[Collected data]
======
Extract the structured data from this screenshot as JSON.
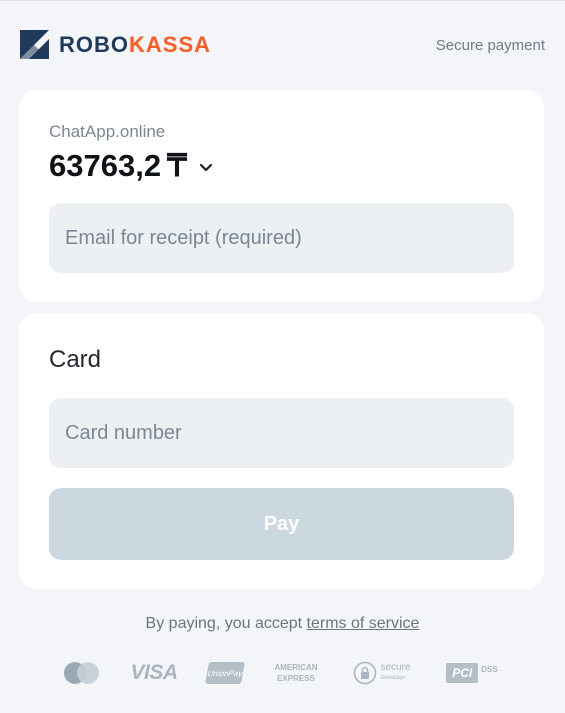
{
  "header": {
    "logo_part1": "ROBO",
    "logo_part2": "KASSA",
    "secure_label": "Secure payment"
  },
  "order": {
    "merchant": "ChatApp.online",
    "amount": "63763,2",
    "currency_symbol": "₸"
  },
  "email": {
    "placeholder": "Email for receipt (required)",
    "value": ""
  },
  "card_section": {
    "title": "Card",
    "card_number_placeholder": "Card number",
    "pay_label": "Pay"
  },
  "terms": {
    "prefix": "By paying, you accept ",
    "link": "terms of service"
  },
  "payment_logos": {
    "visa": "VISA",
    "unionpay": "UnionPay",
    "amex_line1": "AMERICAN",
    "amex_line2": "EXPRESS",
    "secure": "secure",
    "secure_sub": "GlobalSign",
    "pci": "PCI",
    "dss": "DSS"
  },
  "colors": {
    "brand_navy": "#1f3a5a",
    "brand_orange": "#ff5a1f",
    "pay_button_disabled": "#ccd8df"
  }
}
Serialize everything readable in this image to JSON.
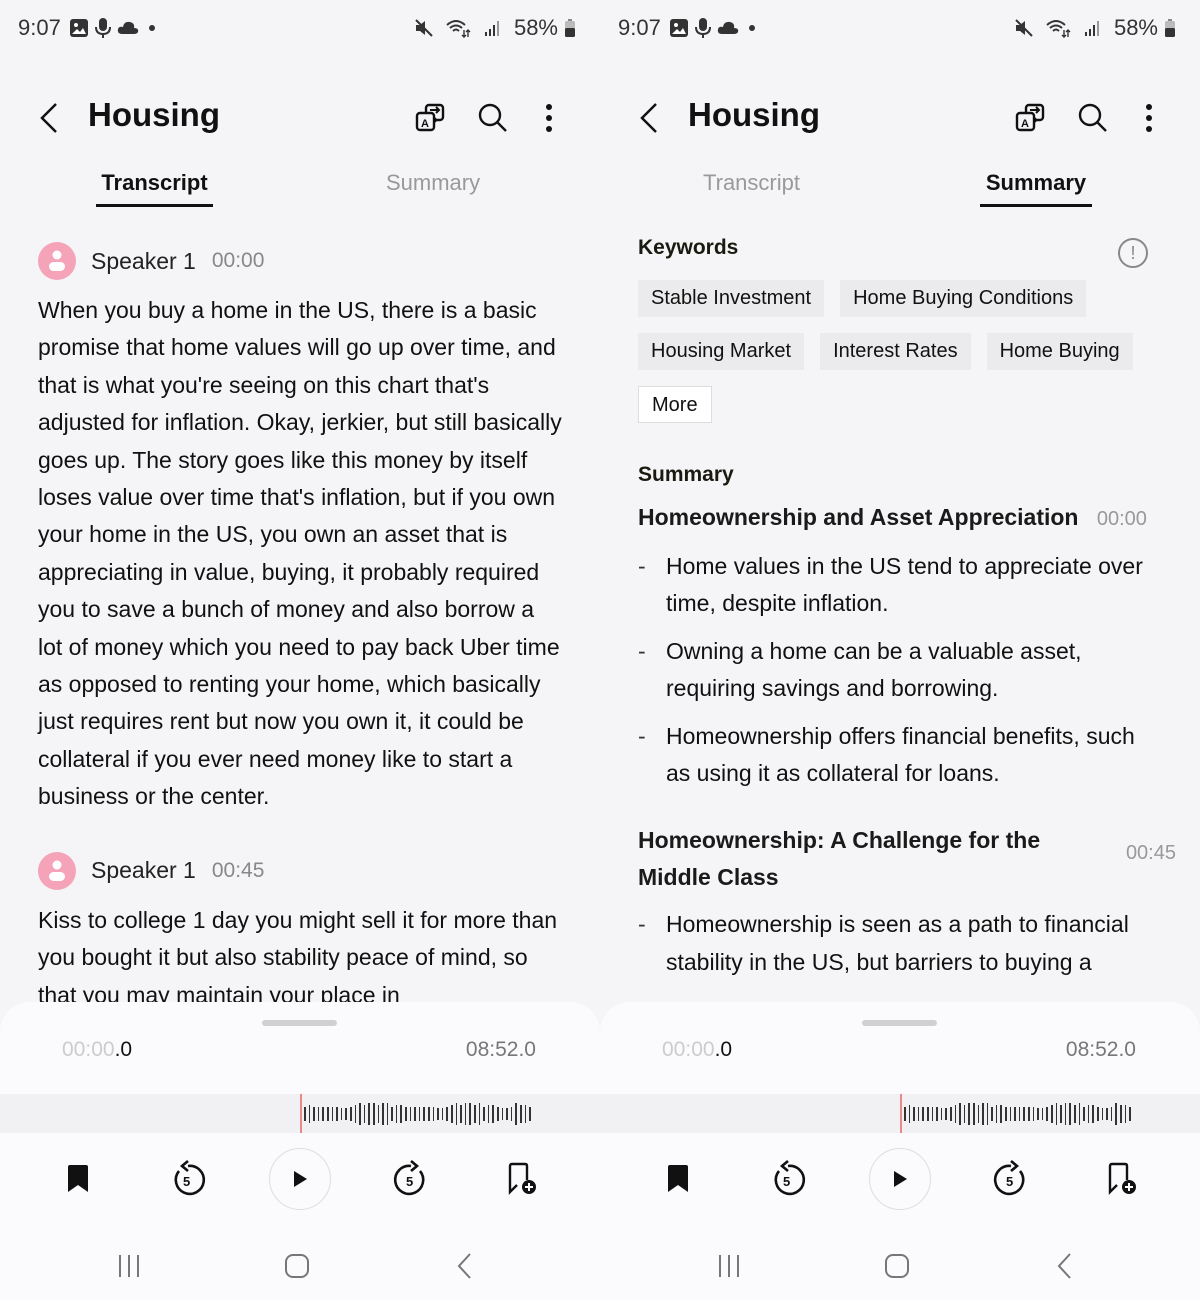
{
  "status_bar": {
    "time": "9:07",
    "left_icons": [
      "gallery-icon",
      "mic-icon",
      "cloud-icon",
      "dot-icon"
    ],
    "right_icons": [
      "mute-icon",
      "wifi-icon",
      "signal-icon"
    ],
    "battery": "58%"
  },
  "header": {
    "title": "Housing",
    "icons": [
      "translate-icon",
      "search-icon",
      "more-vert-icon"
    ]
  },
  "tabs": [
    {
      "label": "Transcript"
    },
    {
      "label": "Summary"
    }
  ],
  "left_screen": {
    "active_tab": "Transcript",
    "segments": [
      {
        "speaker": "Speaker 1",
        "time": "00:00",
        "text": "When you buy a home in the US, there is a basic promise that home values will go up over time, and that is what you're seeing on this chart that's adjusted for inflation. Okay, jerkier, but still basically goes up. The story goes like this money by itself loses value over time that's inflation, but if you own your home in the US, you own an asset that is appreciating in value, buying, it probably required you to save a bunch of money and also borrow a lot of money which you need to pay back Uber time as opposed to renting your home, which basically just requires rent but now you own it, it could be collateral if you ever need money like to start a business or the center."
      },
      {
        "speaker": "Speaker 1",
        "time": "00:45",
        "text": "Kiss to college 1 day you might sell it for more than you bought it but also stability peace of mind, so that you may maintain your place in"
      }
    ]
  },
  "right_screen": {
    "active_tab": "Summary",
    "keywords_label": "Keywords",
    "keywords": [
      "Stable Investment",
      "Home Buying Conditions",
      "Housing Market",
      "Interest Rates",
      "Home Buying"
    ],
    "more_label": "More",
    "summary_label": "Summary",
    "sections": [
      {
        "title": "Homeownership and Asset Appreciation",
        "time": "00:00",
        "bullets": [
          "Home values in the US tend to appreciate over time, despite inflation.",
          "Owning a home can be a valuable asset, requiring savings and borrowing.",
          "Homeownership offers financial benefits, such as using it as collateral for loans."
        ]
      },
      {
        "title": "Homeownership: A Challenge for the Middle Class",
        "time": "00:45",
        "bullets": [
          "Homeownership is seen as a path to financial stability in the US, but barriers to buying a"
        ]
      }
    ]
  },
  "player": {
    "current_time_main": "00:00",
    "current_time_sub": ".0",
    "total_time": "08:52.0",
    "progress": 0,
    "accent_color": "#e88a8a",
    "controls": [
      "bookmark-icon",
      "rewind-5-icon",
      "play-icon",
      "forward-5-icon",
      "add-bookmark-icon"
    ],
    "skip_seconds": "5"
  },
  "nav_bar": [
    "recents-icon",
    "home-icon",
    "back-icon"
  ],
  "dash": "-",
  "info_glyph": "!"
}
======
Direction:
Locate the string "that" in the listing above and copy every line where it occurs.

Exercise answer:
        "text": "When you buy a home in the US, there is a basic promise that home values will go up over time, and that is what you're seeing on this chart that's adjusted for inflation. Okay, jerkier, but still basically goes up. The story goes like this money by itself loses value over time that's inflation, but if you own your home in the US, you own an asset that is appreciating in value, buying, it probably required you to save a bunch of money and also borrow a lot of money which you need to pay back Uber time as opposed to renting your home, which basically just requires rent but now you own it, it could be collateral if you ever need money like to start a business or the center."
        "text": "Kiss to college 1 day you might sell it for more than you bought it but also stability peace of mind, so that you may maintain your place in"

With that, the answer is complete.